— Start of Rows —
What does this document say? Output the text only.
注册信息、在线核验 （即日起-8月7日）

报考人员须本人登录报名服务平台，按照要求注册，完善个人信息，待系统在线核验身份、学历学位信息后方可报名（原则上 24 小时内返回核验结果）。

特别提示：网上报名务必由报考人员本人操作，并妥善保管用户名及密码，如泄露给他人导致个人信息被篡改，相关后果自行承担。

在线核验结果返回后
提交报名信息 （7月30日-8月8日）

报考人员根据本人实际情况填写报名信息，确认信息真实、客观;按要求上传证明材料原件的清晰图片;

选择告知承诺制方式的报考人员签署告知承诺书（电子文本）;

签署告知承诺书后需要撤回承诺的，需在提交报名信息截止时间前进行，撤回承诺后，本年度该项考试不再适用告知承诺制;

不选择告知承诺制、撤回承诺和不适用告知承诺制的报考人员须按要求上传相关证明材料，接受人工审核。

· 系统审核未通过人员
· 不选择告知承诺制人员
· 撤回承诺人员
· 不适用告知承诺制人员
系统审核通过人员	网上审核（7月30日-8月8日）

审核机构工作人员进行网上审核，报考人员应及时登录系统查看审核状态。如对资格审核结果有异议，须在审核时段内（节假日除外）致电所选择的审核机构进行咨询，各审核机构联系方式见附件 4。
— End of Rows —
Each line of the material should be duplicated exactly, please.

Finished exercise:
What does this document say? Output the text only.
注册信息、在线核验 （即日起-8月7日）

报考人员须本人登录报名服务平台，按照要求注册，完善个人信息，待系统在线核验身份、学历学位信息后方可报名（原则上 24 小时内返回核验结果）。

特别提示：网上报名务必由报考人员本人操作，并妥善保管用户名及密码，如泄露给他人导致个人信息被篡改，相关后果自行承担。

在线核验结果返回后
提交报名信息 （7月30日-8月8日）

报考人员根据本人实际情况填写报名信息，确认信息真实、客观;按要求上传证明材料原件的清晰图片;

选择告知承诺制方式的报考人员签署告知承诺书（电子文本）;

签署告知承诺书后需要撤回承诺的，需在提交报名信息截止时间前进行，撤回承诺后，本年度该项考试不再适用告知承诺制;

不选择告知承诺制、撤回承诺和不适用告知承诺制的报考人员须按要求上传相关证明材料，接受人工审核。

· 系统审核未通过人员
· 不选择告知承诺制人员
· 撤回承诺人员
· 不适用告知承诺制人员
系统审核通过人员	网上审核（7月30日-8月8日）

审核机构工作人员进行网上审核，报考人员应及时登录系统查看审核状态。如对资格审核结果有异议，须在审核时段内（节假日除外）致电所选择的审核机构进行咨询，各审核机构联系方式见附件 4。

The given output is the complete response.